>> start Data extract

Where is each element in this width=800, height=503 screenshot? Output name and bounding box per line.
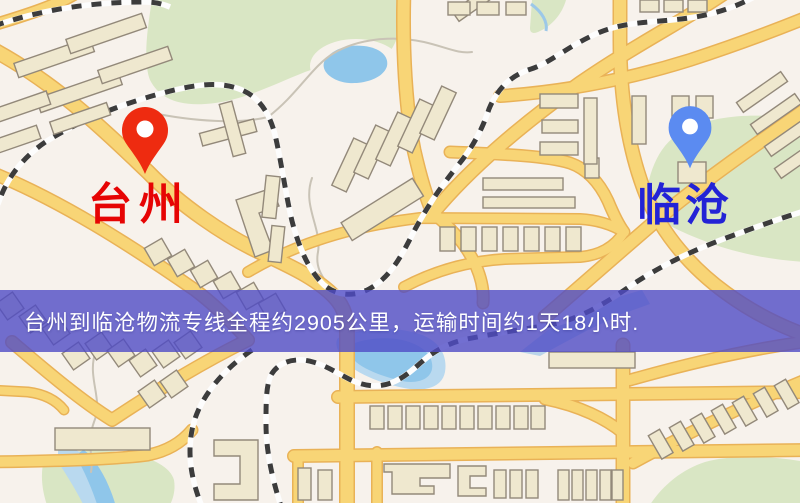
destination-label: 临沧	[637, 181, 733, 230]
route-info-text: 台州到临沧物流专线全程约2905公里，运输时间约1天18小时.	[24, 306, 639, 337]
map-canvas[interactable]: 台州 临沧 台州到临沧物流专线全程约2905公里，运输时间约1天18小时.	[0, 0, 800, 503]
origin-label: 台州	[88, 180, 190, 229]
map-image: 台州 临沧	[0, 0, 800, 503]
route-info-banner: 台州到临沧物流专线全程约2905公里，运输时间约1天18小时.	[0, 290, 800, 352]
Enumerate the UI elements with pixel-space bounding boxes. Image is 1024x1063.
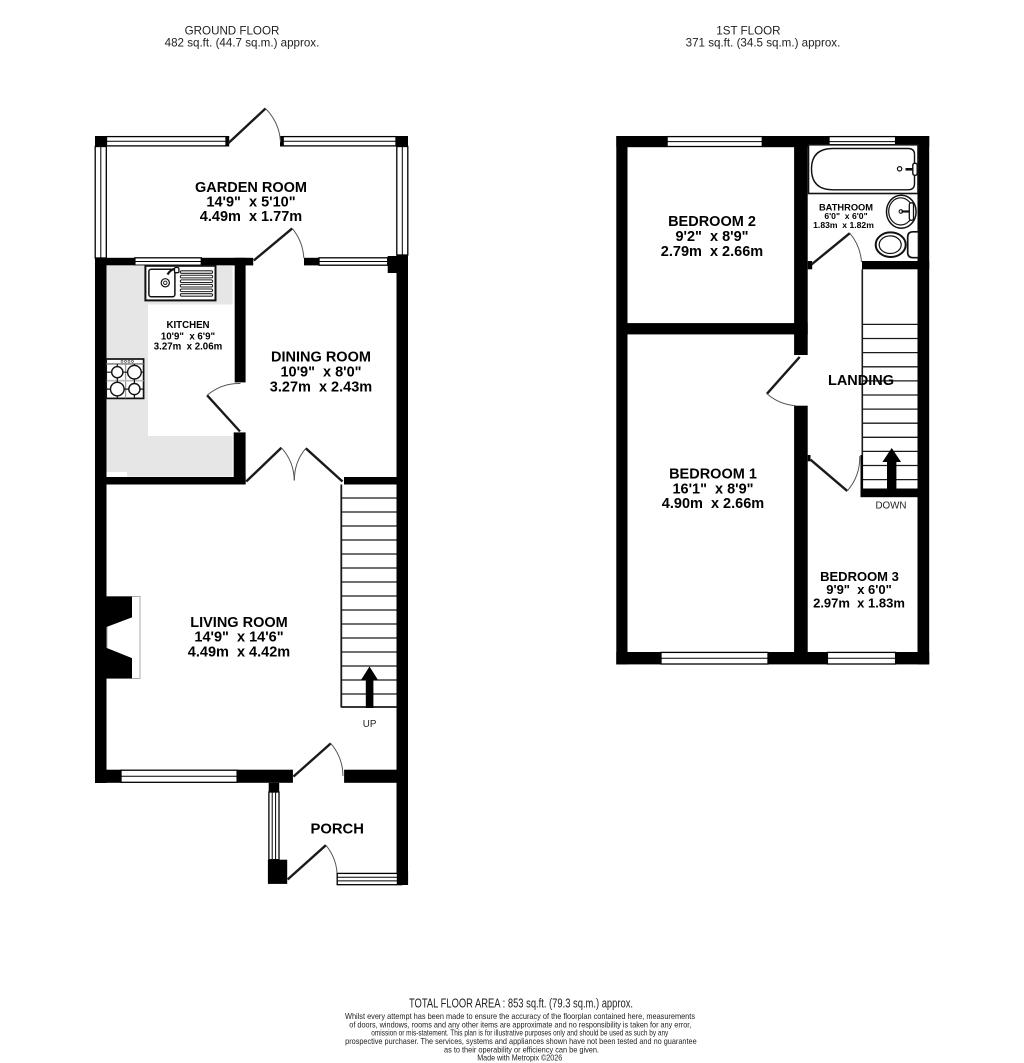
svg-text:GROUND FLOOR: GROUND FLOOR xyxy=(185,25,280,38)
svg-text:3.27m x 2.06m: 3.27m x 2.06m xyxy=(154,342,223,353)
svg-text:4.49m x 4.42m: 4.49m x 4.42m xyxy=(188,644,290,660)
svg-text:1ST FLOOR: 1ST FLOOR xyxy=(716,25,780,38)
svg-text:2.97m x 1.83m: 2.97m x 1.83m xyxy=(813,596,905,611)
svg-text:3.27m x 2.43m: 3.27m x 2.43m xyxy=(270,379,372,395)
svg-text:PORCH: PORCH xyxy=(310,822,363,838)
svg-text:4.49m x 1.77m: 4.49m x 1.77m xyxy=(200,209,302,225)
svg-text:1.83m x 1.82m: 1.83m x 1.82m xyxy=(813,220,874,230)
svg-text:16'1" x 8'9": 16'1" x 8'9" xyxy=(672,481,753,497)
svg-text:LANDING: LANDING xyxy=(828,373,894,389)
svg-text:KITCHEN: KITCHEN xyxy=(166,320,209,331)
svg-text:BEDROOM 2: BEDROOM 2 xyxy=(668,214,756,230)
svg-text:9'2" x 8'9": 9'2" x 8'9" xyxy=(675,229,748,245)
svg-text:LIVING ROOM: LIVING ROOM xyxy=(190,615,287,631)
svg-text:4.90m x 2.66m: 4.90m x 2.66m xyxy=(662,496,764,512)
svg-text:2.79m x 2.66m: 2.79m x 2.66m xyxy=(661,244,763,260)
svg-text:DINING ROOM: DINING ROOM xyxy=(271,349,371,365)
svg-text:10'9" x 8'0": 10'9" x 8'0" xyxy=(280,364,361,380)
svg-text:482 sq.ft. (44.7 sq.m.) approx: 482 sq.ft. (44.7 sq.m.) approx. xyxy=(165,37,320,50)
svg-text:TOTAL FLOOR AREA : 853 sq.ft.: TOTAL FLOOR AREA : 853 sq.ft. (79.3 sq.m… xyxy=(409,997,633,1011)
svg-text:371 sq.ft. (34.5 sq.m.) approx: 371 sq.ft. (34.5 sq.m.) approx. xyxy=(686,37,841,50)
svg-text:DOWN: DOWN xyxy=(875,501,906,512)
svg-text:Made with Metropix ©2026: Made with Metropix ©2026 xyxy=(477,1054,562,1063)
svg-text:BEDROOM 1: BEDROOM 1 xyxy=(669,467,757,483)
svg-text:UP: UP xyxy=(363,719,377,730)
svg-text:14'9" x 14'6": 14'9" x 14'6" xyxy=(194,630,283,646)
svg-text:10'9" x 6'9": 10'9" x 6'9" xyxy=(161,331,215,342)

>> end Data extract

→ **Goal**:
Edit the entries above by changing "screenshot" to "capture" and leaving everything else the same. Write out all the entries without the pictures.

→ **The solution**:
Where is each element in this width=800, height=503 capture? Output name and bounding box per line.
destination-label: 临沧	[637, 181, 733, 230]
route-info-text: 台州到临沧物流专线全程约2905公里，运输时间约1天18小时.	[24, 306, 639, 337]
map-canvas[interactable]: 台州 临沧 台州到临沧物流专线全程约2905公里，运输时间约1天18小时.	[0, 0, 800, 503]
origin-label: 台州	[88, 180, 190, 229]
map-image: 台州 临沧	[0, 0, 800, 503]
route-info-banner: 台州到临沧物流专线全程约2905公里，运输时间约1天18小时.	[0, 290, 800, 352]
Enumerate the UI elements with pixel-space bounding boxes. Image is 1024x1063.
svg-text:GROUND FLOOR: GROUND FLOOR xyxy=(185,25,280,38)
svg-text:3.27m x 2.06m: 3.27m x 2.06m xyxy=(154,342,223,353)
svg-text:4.49m x 4.42m: 4.49m x 4.42m xyxy=(188,644,290,660)
svg-text:1ST FLOOR: 1ST FLOOR xyxy=(716,25,780,38)
svg-text:2.97m x 1.83m: 2.97m x 1.83m xyxy=(813,596,905,611)
svg-text:3.27m x 2.43m: 3.27m x 2.43m xyxy=(270,379,372,395)
svg-text:PORCH: PORCH xyxy=(310,822,363,838)
svg-text:4.49m x 1.77m: 4.49m x 1.77m xyxy=(200,209,302,225)
svg-text:1.83m x 1.82m: 1.83m x 1.82m xyxy=(813,220,874,230)
svg-text:16'1" x 8'9": 16'1" x 8'9" xyxy=(672,481,753,497)
svg-text:LANDING: LANDING xyxy=(828,373,894,389)
svg-text:KITCHEN: KITCHEN xyxy=(166,320,209,331)
svg-text:BEDROOM 2: BEDROOM 2 xyxy=(668,214,756,230)
svg-text:9'2" x 8'9": 9'2" x 8'9" xyxy=(675,229,748,245)
svg-text:LIVING ROOM: LIVING ROOM xyxy=(190,615,287,631)
svg-text:4.90m x 2.66m: 4.90m x 2.66m xyxy=(662,496,764,512)
svg-text:2.79m x 2.66m: 2.79m x 2.66m xyxy=(661,244,763,260)
svg-text:DINING ROOM: DINING ROOM xyxy=(271,349,371,365)
svg-text:10'9" x 8'0": 10'9" x 8'0" xyxy=(280,364,361,380)
svg-text:482 sq.ft. (44.7 sq.m.) approx: 482 sq.ft. (44.7 sq.m.) approx. xyxy=(165,37,320,50)
svg-text:TOTAL FLOOR AREA : 853 sq.ft.: TOTAL FLOOR AREA : 853 sq.ft. (79.3 sq.m… xyxy=(409,997,633,1011)
svg-text:371 sq.ft. (34.5 sq.m.) approx: 371 sq.ft. (34.5 sq.m.) approx. xyxy=(686,37,841,50)
svg-text:DOWN: DOWN xyxy=(875,501,906,512)
svg-text:Made with Metropix ©2026: Made with Metropix ©2026 xyxy=(477,1054,562,1063)
svg-text:BEDROOM 1: BEDROOM 1 xyxy=(669,467,757,483)
svg-text:UP: UP xyxy=(363,719,377,730)
svg-text:14'9" x 14'6": 14'9" x 14'6" xyxy=(194,630,283,646)
svg-text:10'9" x 6'9": 10'9" x 6'9" xyxy=(161,331,215,342)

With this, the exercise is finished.